Your copy of the material below should match it exactly, except that it holds no pictures.

◆ DATA TO USE ◆
───
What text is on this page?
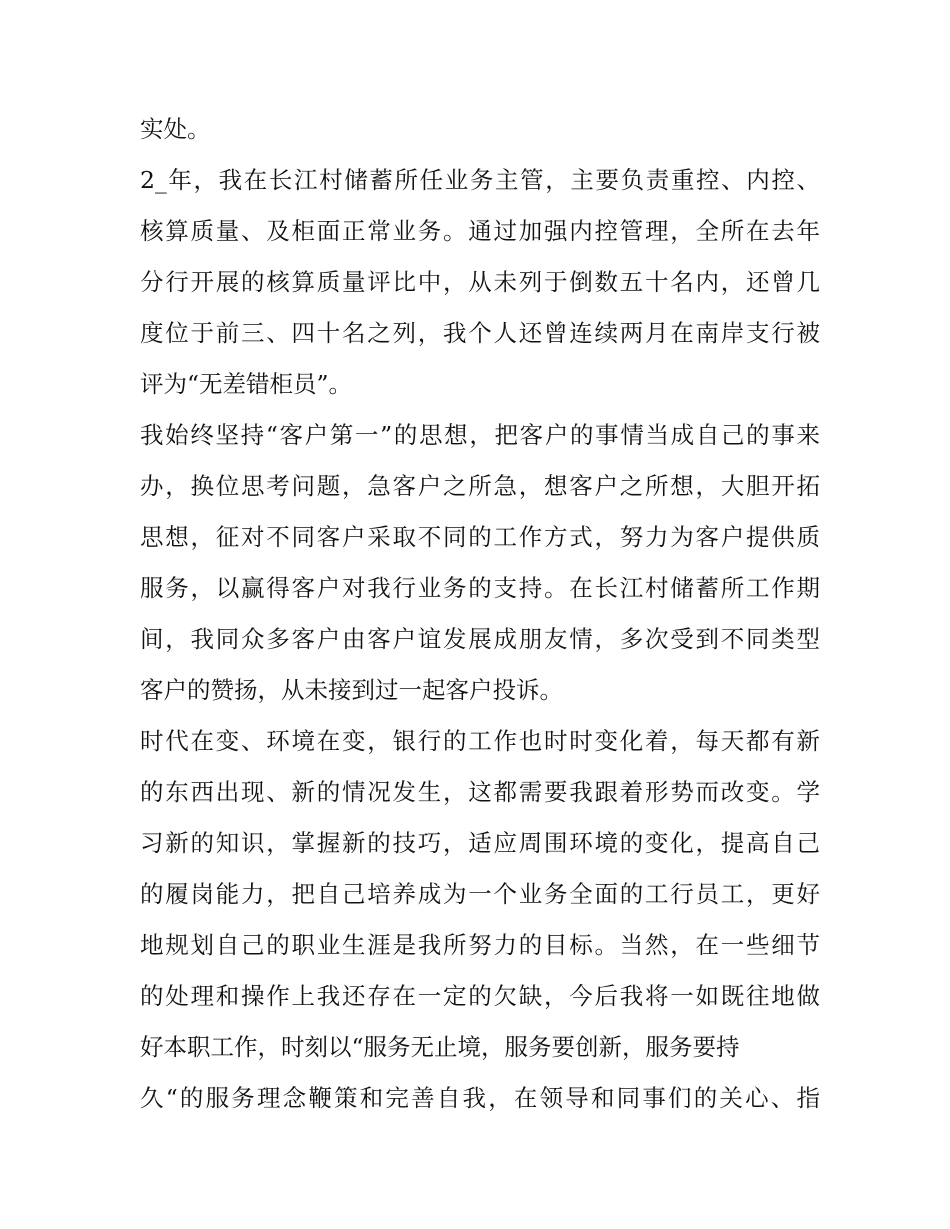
实处。
2_年，我在长江村储蓄所任业务主管，主要负责重控、内控、
核算质量、及柜面正常业务。通过加强内控管理，全所在去年
分行开展的核算质量评比中，从未列于倒数五十名内，还曾几
度位于前三、四十名之列，我个人还曾连续两月在南岸支行被
评为“无差错柜员”。
我始终坚持“客户第一”的思想，把客户的事情当成自己的事来
办，换位思考问题，急客户之所急，想客户之所想，大胆开拓
思想，征对不同客户采取不同的工作方式，努力为客户提供质
服务，以赢得客户对我行业务的支持。在长江村储蓄所工作期
间，我同众多客户由客户谊发展成朋友情，多次受到不同类型
客户的赞扬，从未接到过一起客户投诉。
时代在变、环境在变，银行的工作也时时变化着，每天都有新
的东西出现、新的情况发生，这都需要我跟着形势而改变。学
习新的知识，掌握新的技巧，适应周围环境的变化，提高自己
的履岗能力，把自己培养成为一个业务全面的工行员工，更好
地规划自己的职业生涯是我所努力的目标。当然，在一些细节
的处理和操作上我还存在一定的欠缺，今后我将一如既往地做
好本职工作，时刻以“服务无止境，服务要创新，服务要持
久“的服务理念鞭策和完善自我，在领导和同事们的关心、指
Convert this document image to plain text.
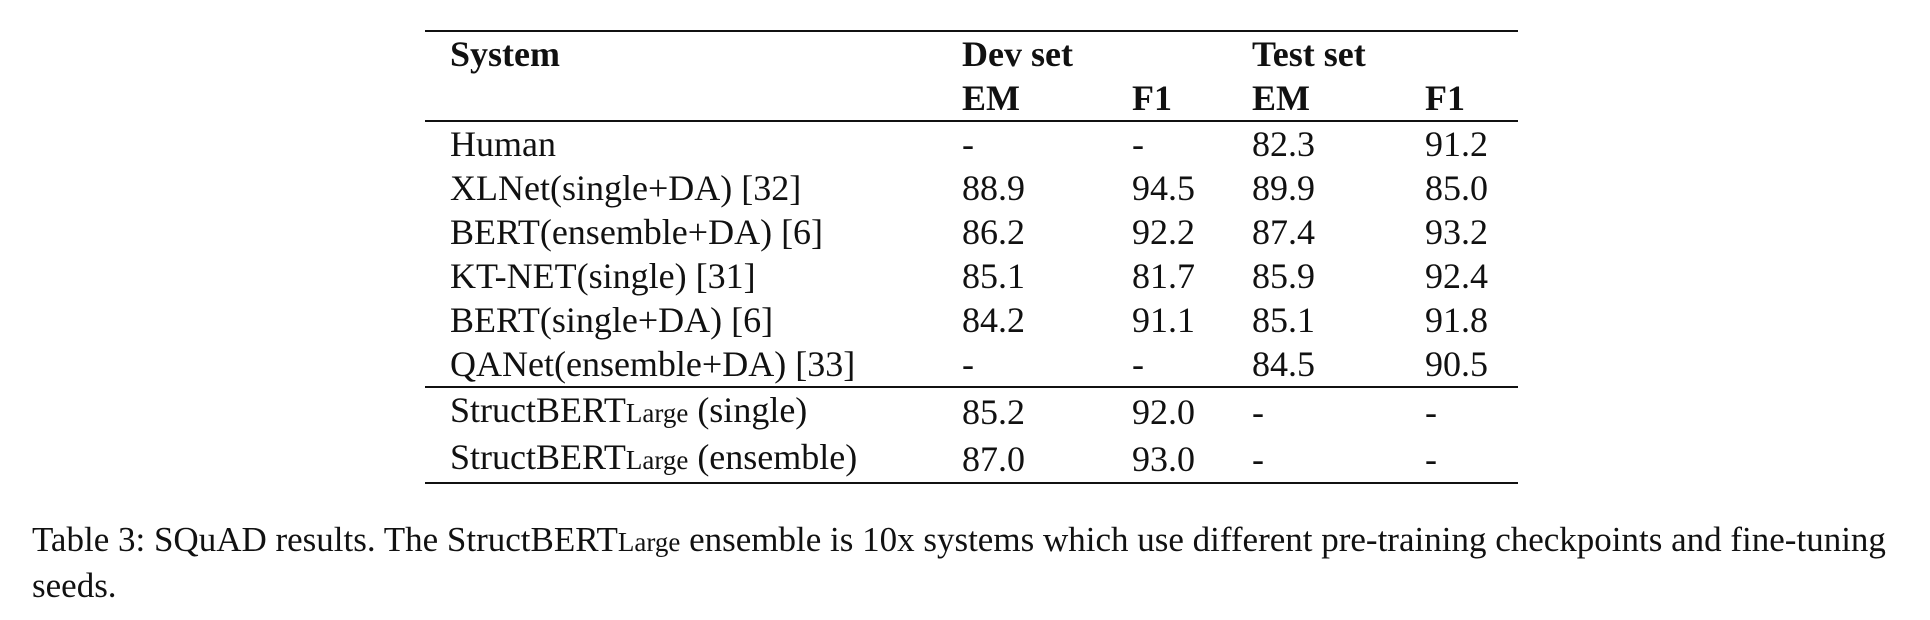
System	Dev set		Test set	
	EM	F1	EM	F1
Human	-	-	82.3	91.2
XLNet(single+DA) [32]	88.9	94.5	89.9	85.0
BERT(ensemble+DA) [6]	86.2	92.2	87.4	93.2
KT-NET(single) [31]	85.1	81.7	85.9	92.4
BERT(single+DA) [6]	84.2	91.1	85.1	91.8
QANet(ensemble+DA) [33]	-	-	84.5	90.5
StructBERTLarge (single)	85.2	92.0	-	-
StructBERTLarge (ensemble)	87.0	93.0	-	-
Table 3: SQuAD results. The StructBERTLarge ensemble is 10x systems which use different pre-training checkpoints and fine-tuning seeds.
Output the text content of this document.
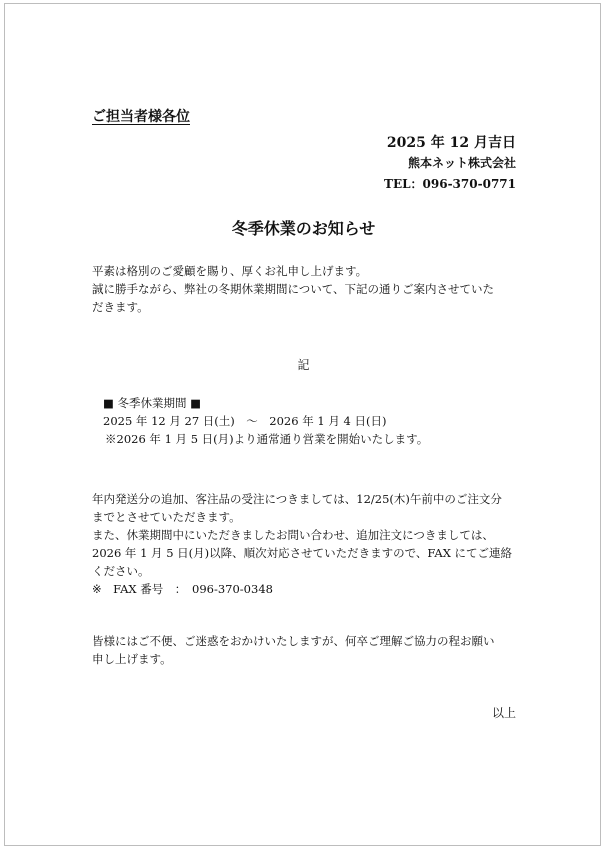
ご担当者様各位
2025 年 12 月吉日
熊本ネット株式会社
TEL：096-370-0771
冬季休業のお知らせ
平素は格別のご愛顧を賜り、厚くお礼申し上げます。
誠に勝手ながら、弊社の冬期休業期間について、下記の通りご案内させていた
だきます。
記
■ 冬季休業期間 ■
2025 年 12 月 27 日(土)　～　2026 年 1 月 4 日(日)
※2026 年 1 月 5 日(月)より通常通り営業を開始いたします。
年内発送分の追加、客注品の受注につきましては、12/25(木)午前中のご注文分
までとさせていただきます。
また、休業期間中にいただきましたお問い合わせ、追加注文につきましては、
2026 年 1 月 5 日(月)以降、順次対応させていただきますので、FAX にてご連絡
ください。
※　FAX 番号　：　096-370-0348
皆様にはご不便、ご迷惑をおかけいたしますが、何卒ご理解ご協力の程お願い
申し上げます。
以上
───
◆ RESPONSE TO THE EXERCISE ◆
What text is on this page?
实处。
2_年，我在长江村储蓄所任业务主管，主要负责重控、内控、
核算质量、及柜面正常业务。通过加强内控管理，全所在去年
分行开展的核算质量评比中，从未列于倒数五十名内，还曾几
度位于前三、四十名之列，我个人还曾连续两月在南岸支行被
评为“无差错柜员”。
我始终坚持“客户第一”的思想，把客户的事情当成自己的事来
办，换位思考问题，急客户之所急，想客户之所想，大胆开拓
思想，征对不同客户采取不同的工作方式，努力为客户提供质
服务，以赢得客户对我行业务的支持。在长江村储蓄所工作期
间，我同众多客户由客户谊发展成朋友情，多次受到不同类型
客户的赞扬，从未接到过一起客户投诉。
时代在变、环境在变，银行的工作也时时变化着，每天都有新
的东西出现、新的情况发生，这都需要我跟着形势而改变。学
习新的知识，掌握新的技巧，适应周围环境的变化，提高自己
的履岗能力，把自己培养成为一个业务全面的工行员工，更好
地规划自己的职业生涯是我所努力的目标。当然，在一些细节
的处理和操作上我还存在一定的欠缺，今后我将一如既往地做
好本职工作，时刻以“服务无止境，服务要创新，服务要持
久“的服务理念鞭策和完善自我，在领导和同事们的关心、指
Convert this document image to plain text.
System	Dev set		Test set	
	EM	F1	EM	F1
Human	-	-	82.3	91.2
XLNet(single+DA) [32]	88.9	94.5	89.9	85.0
BERT(ensemble+DA) [6]	86.2	92.2	87.4	93.2
KT-NET(single) [31]	85.1	81.7	85.9	92.4
BERT(single+DA) [6]	84.2	91.1	85.1	91.8
QANet(ensemble+DA) [33]	-	-	84.5	90.5
StructBERTLarge (single)	85.2	92.0	-	-
StructBERTLarge (ensemble)	87.0	93.0	-	-
Table 3: SQuAD results. The StructBERTLarge ensemble is 10x systems which use different pre-training checkpoints and fine-tuning seeds.
Output the text content of this document.
ご担当者様各位
2025 年 12 月吉日
熊本ネット株式会社
TEL：096-370-0771
冬季休業のお知らせ
平素は格別のご愛顧を賜り、厚くお礼申し上げます。
誠に勝手ながら、弊社の冬期休業期間について、下記の通りご案内させていた
だきます。
記
■ 冬季休業期間 ■
2025 年 12 月 27 日(土)　～　2026 年 1 月 4 日(日)
※2026 年 1 月 5 日(月)より通常通り営業を開始いたします。
年内発送分の追加、客注品の受注につきましては、12/25(木)午前中のご注文分
までとさせていただきます。
また、休業期間中にいただきましたお問い合わせ、追加注文につきましては、
2026 年 1 月 5 日(月)以降、順次対応させていただきますので、FAX にてご連絡
ください。
※　FAX 番号　：　096-370-0348
皆様にはご不便、ご迷惑をおかけいたしますが、何卒ご理解ご協力の程お願い
申し上げます。
以上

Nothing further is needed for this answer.